| Stated exercise |
Pick out the lines containing "Laura".
* start *
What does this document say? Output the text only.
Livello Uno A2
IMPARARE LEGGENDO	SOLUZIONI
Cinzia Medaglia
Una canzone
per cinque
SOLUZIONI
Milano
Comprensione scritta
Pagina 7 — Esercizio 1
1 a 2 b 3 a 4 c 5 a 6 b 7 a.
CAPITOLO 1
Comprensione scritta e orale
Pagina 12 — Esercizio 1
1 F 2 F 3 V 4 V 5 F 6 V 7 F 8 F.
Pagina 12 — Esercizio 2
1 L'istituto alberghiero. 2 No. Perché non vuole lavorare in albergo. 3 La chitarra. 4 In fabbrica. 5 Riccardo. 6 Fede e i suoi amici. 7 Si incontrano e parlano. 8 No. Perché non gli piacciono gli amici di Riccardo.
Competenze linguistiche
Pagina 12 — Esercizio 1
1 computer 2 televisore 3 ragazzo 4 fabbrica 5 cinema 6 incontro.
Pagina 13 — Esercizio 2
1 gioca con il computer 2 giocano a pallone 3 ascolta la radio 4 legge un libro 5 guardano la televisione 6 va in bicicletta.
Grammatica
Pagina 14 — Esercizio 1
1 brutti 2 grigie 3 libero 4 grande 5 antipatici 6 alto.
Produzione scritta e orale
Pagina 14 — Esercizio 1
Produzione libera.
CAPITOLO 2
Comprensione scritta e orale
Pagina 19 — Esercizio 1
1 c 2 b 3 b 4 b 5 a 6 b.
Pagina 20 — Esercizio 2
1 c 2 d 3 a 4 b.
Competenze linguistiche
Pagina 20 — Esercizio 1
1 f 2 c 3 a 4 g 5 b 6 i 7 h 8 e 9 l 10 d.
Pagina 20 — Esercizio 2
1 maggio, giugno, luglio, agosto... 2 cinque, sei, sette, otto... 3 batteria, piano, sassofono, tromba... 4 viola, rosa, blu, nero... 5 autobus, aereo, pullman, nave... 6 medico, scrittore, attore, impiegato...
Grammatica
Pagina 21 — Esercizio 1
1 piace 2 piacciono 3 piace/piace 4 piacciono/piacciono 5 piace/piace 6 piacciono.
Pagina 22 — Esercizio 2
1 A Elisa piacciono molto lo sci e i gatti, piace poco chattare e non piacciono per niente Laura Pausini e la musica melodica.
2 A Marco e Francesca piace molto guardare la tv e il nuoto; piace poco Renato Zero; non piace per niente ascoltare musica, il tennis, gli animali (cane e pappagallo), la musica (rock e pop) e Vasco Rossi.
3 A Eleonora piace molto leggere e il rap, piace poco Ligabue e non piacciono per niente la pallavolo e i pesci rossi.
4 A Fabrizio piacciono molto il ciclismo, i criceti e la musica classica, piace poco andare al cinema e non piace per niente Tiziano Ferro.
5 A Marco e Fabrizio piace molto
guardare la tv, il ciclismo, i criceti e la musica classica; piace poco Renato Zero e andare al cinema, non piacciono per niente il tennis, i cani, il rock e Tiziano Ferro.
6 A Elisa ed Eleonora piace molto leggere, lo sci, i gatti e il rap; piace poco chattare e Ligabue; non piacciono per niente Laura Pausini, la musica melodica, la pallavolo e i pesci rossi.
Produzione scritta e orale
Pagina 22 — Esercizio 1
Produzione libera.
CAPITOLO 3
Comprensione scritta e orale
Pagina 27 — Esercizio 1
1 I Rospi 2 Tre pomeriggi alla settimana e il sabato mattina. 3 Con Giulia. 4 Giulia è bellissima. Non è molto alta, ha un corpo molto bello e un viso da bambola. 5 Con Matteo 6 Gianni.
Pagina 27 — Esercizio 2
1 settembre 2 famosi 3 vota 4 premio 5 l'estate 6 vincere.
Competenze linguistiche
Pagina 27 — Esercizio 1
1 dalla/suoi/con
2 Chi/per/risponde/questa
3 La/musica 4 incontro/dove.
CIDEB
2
* end *
| Task output |
1 A Elisa piacciono molto lo sci e i gatti, piace poco chattare e non piacciono per niente Laura Pausini e la musica melodica.
6 A Elisa ed Eleonora piace molto leggere, lo sci, i gatti e il rap; piace poco chattare e Ligabue; non piacciono per niente Laura Pausini, la musica melodica, la pallavolo e i pesci rossi.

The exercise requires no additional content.